▶ _AIM_: Below is a listing to transcribe in full and exactly; keep the pictures out.

— BEGIN INPUT —

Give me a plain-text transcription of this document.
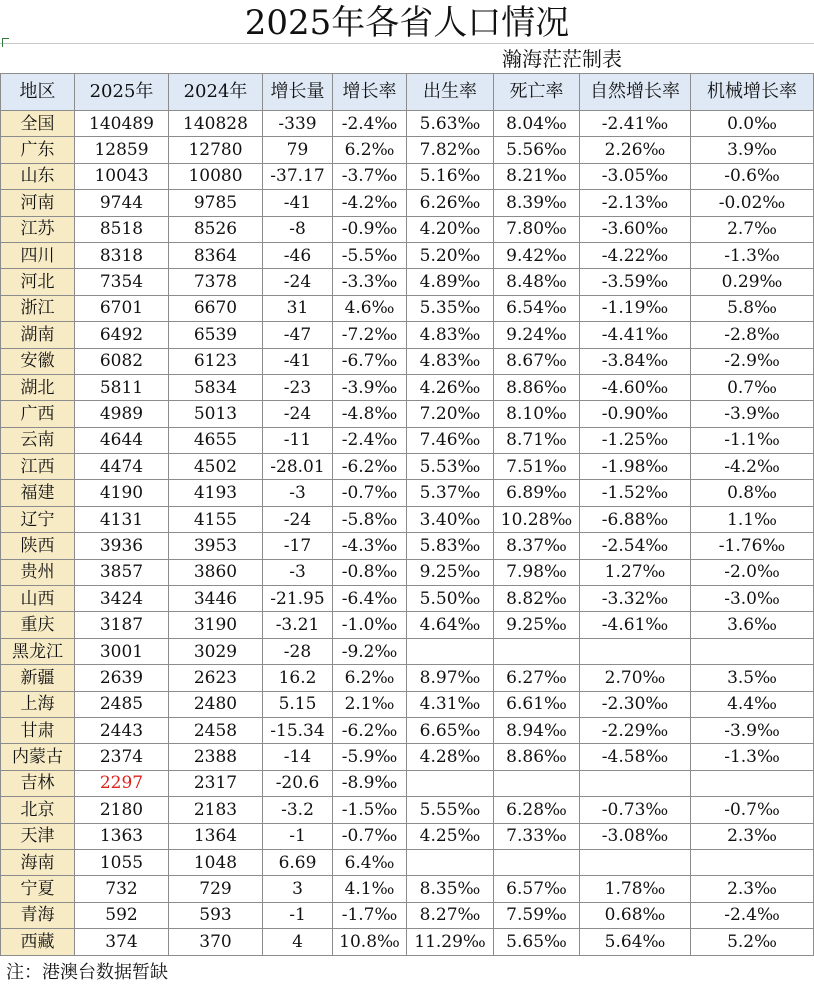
2025年各省人口情况
瀚海茫茫制表
地区	2025年	2024年	增长量	增长率	出生率	死亡率	自然增长率	机械增长率
全国	140489	140828	-339	-2.4‰	5.63‰	8.04‰	-2.41‰	0.0‰
广东	12859	12780	79	6.2‰	7.82‰	5.56‰	2.26‰	3.9‰
山东	10043	10080	-37.17	-3.7‰	5.16‰	8.21‰	-3.05‰	-0.6‰
河南	9744	9785	-41	-4.2‰	6.26‰	8.39‰	-2.13‰	-0.02‰
江苏	8518	8526	-8	-0.9‰	4.20‰	7.80‰	-3.60‰	2.7‰
四川	8318	8364	-46	-5.5‰	5.20‰	9.42‰	-4.22‰	-1.3‰
河北	7354	7378	-24	-3.3‰	4.89‰	8.48‰	-3.59‰	0.29‰
浙江	6701	6670	31	4.6‰	5.35‰	6.54‰	-1.19‰	5.8‰
湖南	6492	6539	-47	-7.2‰	4.83‰	9.24‰	-4.41‰	-2.8‰
安徽	6082	6123	-41	-6.7‰	4.83‰	8.67‰	-3.84‰	-2.9‰
湖北	5811	5834	-23	-3.9‰	4.26‰	8.86‰	-4.60‰	0.7‰
广西	4989	5013	-24	-4.8‰	7.20‰	8.10‰	-0.90‰	-3.9‰
云南	4644	4655	-11	-2.4‰	7.46‰	8.71‰	-1.25‰	-1.1‰
江西	4474	4502	-28.01	-6.2‰	5.53‰	7.51‰	-1.98‰	-4.2‰
福建	4190	4193	-3	-0.7‰	5.37‰	6.89‰	-1.52‰	0.8‰
辽宁	4131	4155	-24	-5.8‰	3.40‰	10.28‰	-6.88‰	1.1‰
陕西	3936	3953	-17	-4.3‰	5.83‰	8.37‰	-2.54‰	-1.76‰
贵州	3857	3860	-3	-0.8‰	9.25‰	7.98‰	1.27‰	-2.0‰
山西	3424	3446	-21.95	-6.4‰	5.50‰	8.82‰	-3.32‰	-3.0‰
重庆	3187	3190	-3.21	-1.0‰	4.64‰	9.25‰	-4.61‰	3.6‰
黑龙江	3001	3029	-28	-9.2‰				
新疆	2639	2623	16.2	6.2‰	8.97‰	6.27‰	2.70‰	3.5‰
上海	2485	2480	5.15	2.1‰	4.31‰	6.61‰	-2.30‰	4.4‰
甘肃	2443	2458	-15.34	-6.2‰	6.65‰	8.94‰	-2.29‰	-3.9‰
内蒙古	2374	2388	-14	-5.9‰	4.28‰	8.86‰	-4.58‰	-1.3‰
吉林	2297	2317	-20.6	-8.9‰				
北京	2180	2183	-3.2	-1.5‰	5.55‰	6.28‰	-0.73‰	-0.7‰
天津	1363	1364	-1	-0.7‰	4.25‰	7.33‰	-3.08‰	2.3‰
海南	1055	1048	6.69	6.4‰				
宁夏	732	729	3	4.1‰	8.35‰	6.57‰	1.78‰	2.3‰
青海	592	593	-1	-1.7‰	8.27‰	7.59‰	0.68‰	-2.4‰
西藏	374	370	4	10.8‰	11.29‰	5.65‰	5.64‰	5.2‰
注：港澳台数据暂缺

— END INPUT —

▶ _OUTPUT FOR THIS TASK_:
Give me a plain-text transcription of this document.
2025年各省人口情况
瀚海茫茫制表
地区	2025年	2024年	增长量	增长率	出生率	死亡率	自然增长率	机械增长率
全国	140489	140828	-339	-2.4‰	5.63‰	8.04‰	-2.41‰	0.0‰
广东	12859	12780	79	6.2‰	7.82‰	5.56‰	2.26‰	3.9‰
山东	10043	10080	-37.17	-3.7‰	5.16‰	8.21‰	-3.05‰	-0.6‰
河南	9744	9785	-41	-4.2‰	6.26‰	8.39‰	-2.13‰	-0.02‰
江苏	8518	8526	-8	-0.9‰	4.20‰	7.80‰	-3.60‰	2.7‰
四川	8318	8364	-46	-5.5‰	5.20‰	9.42‰	-4.22‰	-1.3‰
河北	7354	7378	-24	-3.3‰	4.89‰	8.48‰	-3.59‰	0.29‰
浙江	6701	6670	31	4.6‰	5.35‰	6.54‰	-1.19‰	5.8‰
湖南	6492	6539	-47	-7.2‰	4.83‰	9.24‰	-4.41‰	-2.8‰
安徽	6082	6123	-41	-6.7‰	4.83‰	8.67‰	-3.84‰	-2.9‰
湖北	5811	5834	-23	-3.9‰	4.26‰	8.86‰	-4.60‰	0.7‰
广西	4989	5013	-24	-4.8‰	7.20‰	8.10‰	-0.90‰	-3.9‰
云南	4644	4655	-11	-2.4‰	7.46‰	8.71‰	-1.25‰	-1.1‰
江西	4474	4502	-28.01	-6.2‰	5.53‰	7.51‰	-1.98‰	-4.2‰
福建	4190	4193	-3	-0.7‰	5.37‰	6.89‰	-1.52‰	0.8‰
辽宁	4131	4155	-24	-5.8‰	3.40‰	10.28‰	-6.88‰	1.1‰
陕西	3936	3953	-17	-4.3‰	5.83‰	8.37‰	-2.54‰	-1.76‰
贵州	3857	3860	-3	-0.8‰	9.25‰	7.98‰	1.27‰	-2.0‰
山西	3424	3446	-21.95	-6.4‰	5.50‰	8.82‰	-3.32‰	-3.0‰
重庆	3187	3190	-3.21	-1.0‰	4.64‰	9.25‰	-4.61‰	3.6‰
黑龙江	3001	3029	-28	-9.2‰				
新疆	2639	2623	16.2	6.2‰	8.97‰	6.27‰	2.70‰	3.5‰
上海	2485	2480	5.15	2.1‰	4.31‰	6.61‰	-2.30‰	4.4‰
甘肃	2443	2458	-15.34	-6.2‰	6.65‰	8.94‰	-2.29‰	-3.9‰
内蒙古	2374	2388	-14	-5.9‰	4.28‰	8.86‰	-4.58‰	-1.3‰
吉林	2297	2317	-20.6	-8.9‰				
北京	2180	2183	-3.2	-1.5‰	5.55‰	6.28‰	-0.73‰	-0.7‰
天津	1363	1364	-1	-0.7‰	4.25‰	7.33‰	-3.08‰	2.3‰
海南	1055	1048	6.69	6.4‰				
宁夏	732	729	3	4.1‰	8.35‰	6.57‰	1.78‰	2.3‰
青海	592	593	-1	-1.7‰	8.27‰	7.59‰	0.68‰	-2.4‰
西藏	374	370	4	10.8‰	11.29‰	5.65‰	5.64‰	5.2‰
注：港澳台数据暂缺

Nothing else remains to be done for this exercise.